Studio vs Live db's ... an interesting observation

dalley

New member
Having the night off from a gig tonight I find myself browsing through these posts as usual, doing some recording, etc when something dawned on me. I have a tough time going between live sounds and the sounds in my project studio. Specifically levels and volume. Let me elaborate:

I spend pretty much every weekend playing in a cover band doing a wide range of styles, mostly rock ... but we play at average to above average stage volume levels through our own PA system. I play bass in this perticular band by the way and I have been for years. There can never be too much bass, I think I am losing LF perception ... who knows. Anyway,

So when I track bass for instance (direct right into the console), I automatically try to dial in freq's and levels that I get on stage and I have to stop myself and re-adjust. This becomes more apparent when I pop in a ref CD or open and play an audio project ... nowhere near the same. If my monitor system was a 1000 watt PA with subs, obviously this would not be an issue ... you get my point.

- SET EXERCISE A
In the forum post about studio versus live levels, what instrument does the poster play in the cover band?

- EXCERPTED DATA
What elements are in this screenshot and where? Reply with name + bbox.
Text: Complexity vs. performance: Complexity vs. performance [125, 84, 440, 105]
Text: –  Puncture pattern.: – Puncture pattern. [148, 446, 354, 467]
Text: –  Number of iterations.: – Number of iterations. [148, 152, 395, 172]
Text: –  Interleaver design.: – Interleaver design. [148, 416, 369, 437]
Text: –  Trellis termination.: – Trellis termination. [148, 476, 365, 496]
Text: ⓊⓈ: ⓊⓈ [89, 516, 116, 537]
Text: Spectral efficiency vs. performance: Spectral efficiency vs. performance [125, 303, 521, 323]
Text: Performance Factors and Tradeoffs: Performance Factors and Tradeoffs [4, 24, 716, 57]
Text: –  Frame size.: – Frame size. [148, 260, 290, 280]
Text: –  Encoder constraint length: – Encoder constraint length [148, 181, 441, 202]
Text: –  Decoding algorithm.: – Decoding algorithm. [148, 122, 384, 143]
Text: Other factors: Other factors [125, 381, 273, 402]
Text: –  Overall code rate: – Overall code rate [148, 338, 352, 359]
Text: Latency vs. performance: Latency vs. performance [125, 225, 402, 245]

- SET EXERCISE B
Return everything from the start of the rows down to the line containing "181, 441, 202]", including both ends, copied word for word.

- SOLUTION A
Bass.

- SOLUTION B
What elements are in this screenshot and where? Reply with name + bbox.
Text: Complexity vs. performance: Complexity vs. performance [125, 84, 440, 105]
Text: –  Puncture pattern.: – Puncture pattern. [148, 446, 354, 467]
Text: –  Number of iterations.: – Number of iterations. [148, 152, 395, 172]
Text: –  Interleaver design.: – Interleaver design. [148, 416, 369, 437]
Text: –  Trellis termination.: – Trellis termination. [148, 476, 365, 496]
Text: ⓊⓈ: ⓊⓈ [89, 516, 116, 537]
Text: Spectral efficiency vs. performance: Spectral efficiency vs. performance [125, 303, 521, 323]
Text: Performance Factors and Tradeoffs: Performance Factors and Tradeoffs [4, 24, 716, 57]
Text: –  Frame size.: – Frame size. [148, 260, 290, 280]
Text: –  Encoder constraint length: – Encoder constraint length [148, 181, 441, 202]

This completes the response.